Exercise A
In the passage on immigration courts, what average waiting period does it give for Colorado?
Exercise B
From the immigration courts passage, repeat the text word for word, beginning at the words "Notwithstanding personal, politicized" and stopping after the words "Rights of 1776.".

Document passage
== == ==

Immigration Limbo – Some Problems with Immigration Courts and Immigration Policy

Dictionary.com defines the word “limbo” as – a place or state of oblivion to which persons or things are regarded as being relegated when cast aside, forgotten, past, or out of date. I move to have l-i-m-b-o stricken from the English language and replaced by i-m-m-i-g-r-a-t-i-o-n c-o-u-r-t.

Notwithstanding personal, politicized opinions about Immigration in the United States today, I think we can all pretty much agree that our advanced legal system is premised on operating, at all times, and with respect to all persons, in a certain Constitutional manner. One very central premise is the right to a “speedy trial”, enshrined by the Sixth Amendment or (alternatively) the right to prompt and fair trial guaranteed by the Due Process clauses of the Fifth and Fourteenth Amendments. Besides, the U.S. Constitution, the Magna Carta is largely believed to have voiced this right, so to did the Virginia Declaration of Rights of 1776.

If the foregoing is true, and we all profess to take the Sixth and or Fifth Amendments seriously, then the question begs, what is going on in our Immigration Courts?!

Reports, on good authority, indicate an absurd degree of backlog where persons subject to removal/deportation wait, on average, some 612 days before a dispositive hearing on their respective cases! There are, at present, some 449,000 total pending cases! Now, if those numbers on their own don’t shock the conscience, it aught to also be considered that immigration detainees too have families, obligations, and (generally) lives but almost 32,000 of those 449,000 cases represent persons languishing in detention, held by Immigration Customs Enforcement (ICE). Yes, your math is correct – that means that the average immigration detainee spends almost 2 years in immigration detention awaiting hearing! The total number of pending and interminably back-logged immigration cases has gone up by about 50,000 each year since 2013. Granted, the time between “commencement” of a case and a final Immigration Court decision varies by state facility. Colorado appears to be the worse state for one to be subject to immigration proceedings in, with an average waiting period of 837 days (more than 2 years). Hawaii, by contrast, “boasts” an average waiting period of about 4 months. Pennsylvania is about half-way down the list, with an average wait time for hearing being slightly more than 1.5 years.

== == ==

Data
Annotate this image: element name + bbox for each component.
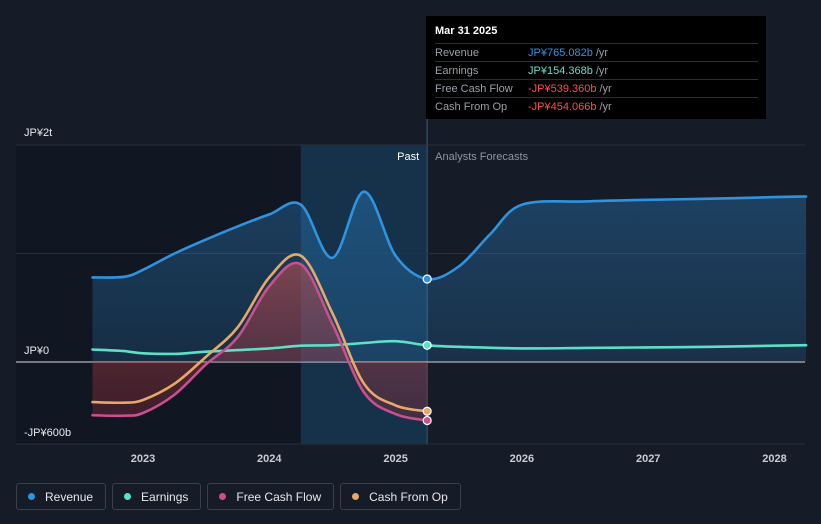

== == ==

Task answer A
An average of 837 days, which is more than two years.

Task answer B
Notwithstanding personal, politicized opinions about Immigration in the United States today, I think we can all pretty much agree that our advanced legal system is premised on operating, at all times, and with respect to all persons, in a certain Constitutional manner. One very central premise is the right to a “speedy trial”, enshrined by the Sixth Amendment or (alternatively) the right to prompt and fair trial guaranteed by the Due Process clauses of the Fifth and Fourteenth Amendments. Besides, the U.S. Constitution, the Magna Carta is largely believed to have voiced this right, so to did the Virginia Declaration of Rights of 1776.